--- Short exercise ---
Copy each line of the records that holds the string "unit".

:: Dataset extract ::

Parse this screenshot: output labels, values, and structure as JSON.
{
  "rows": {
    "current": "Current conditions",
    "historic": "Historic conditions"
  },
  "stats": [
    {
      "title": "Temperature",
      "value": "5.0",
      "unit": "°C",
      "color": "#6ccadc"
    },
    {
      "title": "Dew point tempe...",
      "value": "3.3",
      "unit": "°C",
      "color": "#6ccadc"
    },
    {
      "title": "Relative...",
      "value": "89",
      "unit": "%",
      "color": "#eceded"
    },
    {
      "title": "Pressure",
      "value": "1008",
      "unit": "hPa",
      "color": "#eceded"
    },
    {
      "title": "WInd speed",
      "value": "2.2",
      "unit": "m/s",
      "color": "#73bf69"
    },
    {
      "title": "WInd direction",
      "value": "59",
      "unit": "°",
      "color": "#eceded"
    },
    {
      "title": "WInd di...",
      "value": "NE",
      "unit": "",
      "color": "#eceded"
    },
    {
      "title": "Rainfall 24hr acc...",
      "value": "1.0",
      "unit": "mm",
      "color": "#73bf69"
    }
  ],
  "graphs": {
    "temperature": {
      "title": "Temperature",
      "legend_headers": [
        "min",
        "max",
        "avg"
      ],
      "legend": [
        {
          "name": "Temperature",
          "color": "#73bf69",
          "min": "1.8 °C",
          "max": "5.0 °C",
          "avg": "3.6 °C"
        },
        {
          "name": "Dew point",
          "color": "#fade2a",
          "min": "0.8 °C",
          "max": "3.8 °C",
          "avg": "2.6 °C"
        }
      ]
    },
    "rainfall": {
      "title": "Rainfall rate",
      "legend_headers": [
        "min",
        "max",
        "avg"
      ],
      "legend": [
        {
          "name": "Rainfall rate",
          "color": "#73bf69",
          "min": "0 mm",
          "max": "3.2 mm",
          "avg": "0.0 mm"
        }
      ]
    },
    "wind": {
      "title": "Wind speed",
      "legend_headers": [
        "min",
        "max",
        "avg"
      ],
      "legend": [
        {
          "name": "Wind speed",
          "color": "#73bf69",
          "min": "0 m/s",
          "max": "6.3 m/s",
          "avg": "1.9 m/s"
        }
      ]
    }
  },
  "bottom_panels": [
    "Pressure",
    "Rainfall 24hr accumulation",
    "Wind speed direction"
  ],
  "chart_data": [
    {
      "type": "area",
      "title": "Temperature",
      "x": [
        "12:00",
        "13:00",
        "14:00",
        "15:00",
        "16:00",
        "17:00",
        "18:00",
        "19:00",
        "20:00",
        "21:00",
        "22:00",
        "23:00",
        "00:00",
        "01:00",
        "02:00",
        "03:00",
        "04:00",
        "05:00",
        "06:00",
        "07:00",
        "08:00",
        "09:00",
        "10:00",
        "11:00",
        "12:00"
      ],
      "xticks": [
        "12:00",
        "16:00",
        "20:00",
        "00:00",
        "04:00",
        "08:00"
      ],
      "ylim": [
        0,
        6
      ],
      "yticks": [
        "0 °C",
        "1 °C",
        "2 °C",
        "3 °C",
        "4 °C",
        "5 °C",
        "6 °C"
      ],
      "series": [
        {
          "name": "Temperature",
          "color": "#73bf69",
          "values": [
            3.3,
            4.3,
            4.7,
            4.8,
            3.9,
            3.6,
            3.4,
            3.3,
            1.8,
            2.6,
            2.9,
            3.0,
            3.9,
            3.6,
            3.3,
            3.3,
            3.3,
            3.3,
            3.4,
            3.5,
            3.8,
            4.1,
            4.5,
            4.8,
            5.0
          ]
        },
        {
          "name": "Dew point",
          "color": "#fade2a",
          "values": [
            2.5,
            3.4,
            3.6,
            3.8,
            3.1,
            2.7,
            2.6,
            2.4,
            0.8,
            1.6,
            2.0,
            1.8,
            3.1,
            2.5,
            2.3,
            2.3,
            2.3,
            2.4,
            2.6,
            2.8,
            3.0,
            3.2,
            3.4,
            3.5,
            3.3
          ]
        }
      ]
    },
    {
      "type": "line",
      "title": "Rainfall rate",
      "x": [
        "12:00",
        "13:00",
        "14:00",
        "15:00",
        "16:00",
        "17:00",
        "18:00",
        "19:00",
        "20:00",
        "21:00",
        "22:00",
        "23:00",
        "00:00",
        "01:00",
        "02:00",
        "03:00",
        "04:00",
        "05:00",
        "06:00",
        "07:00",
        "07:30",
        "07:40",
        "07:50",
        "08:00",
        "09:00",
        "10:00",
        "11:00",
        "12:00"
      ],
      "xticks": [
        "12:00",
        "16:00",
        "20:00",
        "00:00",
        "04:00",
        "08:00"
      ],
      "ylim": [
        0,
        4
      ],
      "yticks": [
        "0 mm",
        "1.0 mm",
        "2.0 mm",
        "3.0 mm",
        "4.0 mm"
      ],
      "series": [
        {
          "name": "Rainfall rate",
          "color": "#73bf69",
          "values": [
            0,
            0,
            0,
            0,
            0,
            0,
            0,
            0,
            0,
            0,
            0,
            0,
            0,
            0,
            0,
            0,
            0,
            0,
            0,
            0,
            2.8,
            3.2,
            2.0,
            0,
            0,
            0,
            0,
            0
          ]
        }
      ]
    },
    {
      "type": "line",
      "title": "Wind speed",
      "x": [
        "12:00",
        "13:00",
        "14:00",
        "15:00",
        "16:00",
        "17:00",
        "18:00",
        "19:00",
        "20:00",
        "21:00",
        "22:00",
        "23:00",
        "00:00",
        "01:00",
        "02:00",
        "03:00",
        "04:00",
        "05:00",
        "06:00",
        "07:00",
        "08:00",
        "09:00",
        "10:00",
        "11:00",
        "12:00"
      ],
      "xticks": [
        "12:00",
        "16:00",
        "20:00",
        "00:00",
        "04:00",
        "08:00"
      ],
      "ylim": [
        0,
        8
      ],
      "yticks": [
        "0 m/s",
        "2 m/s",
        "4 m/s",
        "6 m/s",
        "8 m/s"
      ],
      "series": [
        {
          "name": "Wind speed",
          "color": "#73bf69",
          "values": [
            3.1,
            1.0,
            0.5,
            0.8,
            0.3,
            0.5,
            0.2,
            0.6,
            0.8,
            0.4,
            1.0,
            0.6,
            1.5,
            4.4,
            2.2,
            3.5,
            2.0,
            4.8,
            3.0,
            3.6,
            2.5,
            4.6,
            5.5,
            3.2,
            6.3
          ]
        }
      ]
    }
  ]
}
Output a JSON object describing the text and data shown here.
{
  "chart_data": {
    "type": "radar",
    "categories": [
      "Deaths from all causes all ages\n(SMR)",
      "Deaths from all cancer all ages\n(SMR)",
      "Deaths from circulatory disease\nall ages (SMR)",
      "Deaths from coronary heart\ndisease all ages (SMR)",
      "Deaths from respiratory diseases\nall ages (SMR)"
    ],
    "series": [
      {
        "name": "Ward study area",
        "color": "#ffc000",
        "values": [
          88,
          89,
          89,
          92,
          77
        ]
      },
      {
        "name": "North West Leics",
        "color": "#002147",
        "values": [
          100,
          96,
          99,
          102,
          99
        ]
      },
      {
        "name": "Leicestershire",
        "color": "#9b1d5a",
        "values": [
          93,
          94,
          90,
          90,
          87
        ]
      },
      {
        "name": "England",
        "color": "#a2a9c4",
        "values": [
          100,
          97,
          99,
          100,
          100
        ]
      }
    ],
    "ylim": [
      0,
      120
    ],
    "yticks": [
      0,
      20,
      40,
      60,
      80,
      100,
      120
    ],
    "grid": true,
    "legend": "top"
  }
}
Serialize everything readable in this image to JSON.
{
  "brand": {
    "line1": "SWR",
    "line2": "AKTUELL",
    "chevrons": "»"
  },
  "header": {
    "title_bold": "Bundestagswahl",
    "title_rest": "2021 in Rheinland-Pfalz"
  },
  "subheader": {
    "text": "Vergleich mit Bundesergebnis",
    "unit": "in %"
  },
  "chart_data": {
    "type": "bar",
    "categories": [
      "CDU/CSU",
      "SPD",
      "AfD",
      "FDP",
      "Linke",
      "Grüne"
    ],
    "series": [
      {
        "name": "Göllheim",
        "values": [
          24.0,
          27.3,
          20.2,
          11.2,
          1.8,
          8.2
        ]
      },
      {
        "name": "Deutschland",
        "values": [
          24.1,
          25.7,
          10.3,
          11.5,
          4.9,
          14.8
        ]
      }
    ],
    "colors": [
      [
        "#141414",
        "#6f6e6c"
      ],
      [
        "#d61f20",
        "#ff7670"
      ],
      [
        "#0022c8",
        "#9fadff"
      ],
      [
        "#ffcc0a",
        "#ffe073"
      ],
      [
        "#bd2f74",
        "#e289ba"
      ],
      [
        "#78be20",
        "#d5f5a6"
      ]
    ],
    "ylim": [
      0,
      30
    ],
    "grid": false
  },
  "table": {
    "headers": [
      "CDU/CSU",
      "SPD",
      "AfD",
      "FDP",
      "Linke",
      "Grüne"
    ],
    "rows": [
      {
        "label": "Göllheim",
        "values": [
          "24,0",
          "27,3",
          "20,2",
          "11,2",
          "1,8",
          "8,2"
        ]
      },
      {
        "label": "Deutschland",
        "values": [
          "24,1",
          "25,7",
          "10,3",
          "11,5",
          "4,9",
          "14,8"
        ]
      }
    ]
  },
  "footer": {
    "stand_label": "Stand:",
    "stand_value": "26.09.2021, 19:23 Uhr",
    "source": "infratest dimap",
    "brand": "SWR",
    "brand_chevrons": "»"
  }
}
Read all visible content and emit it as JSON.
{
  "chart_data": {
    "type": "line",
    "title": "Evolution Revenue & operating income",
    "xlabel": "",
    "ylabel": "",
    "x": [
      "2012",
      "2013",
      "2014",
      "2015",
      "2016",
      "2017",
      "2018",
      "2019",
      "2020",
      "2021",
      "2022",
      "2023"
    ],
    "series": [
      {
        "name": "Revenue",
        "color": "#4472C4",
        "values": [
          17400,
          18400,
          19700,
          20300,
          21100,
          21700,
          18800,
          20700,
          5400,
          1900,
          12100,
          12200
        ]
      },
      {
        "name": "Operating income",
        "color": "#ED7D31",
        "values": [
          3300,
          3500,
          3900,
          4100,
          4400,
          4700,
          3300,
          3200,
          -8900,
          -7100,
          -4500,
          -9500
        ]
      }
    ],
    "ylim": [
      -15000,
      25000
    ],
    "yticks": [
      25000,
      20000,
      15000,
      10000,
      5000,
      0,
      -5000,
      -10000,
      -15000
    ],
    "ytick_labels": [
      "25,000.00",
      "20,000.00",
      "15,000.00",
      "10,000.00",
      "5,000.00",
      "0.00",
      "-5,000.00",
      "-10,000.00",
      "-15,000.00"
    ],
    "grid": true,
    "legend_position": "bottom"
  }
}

:::

--- Completed exercise ---
      "unit": "°C",
      "unit": "°C",
      "unit": "%",
      "unit": "hPa",
      "unit": "m/s",
      "unit": "°",
      "unit": "",
      "unit": "mm",
    "unit": "in %"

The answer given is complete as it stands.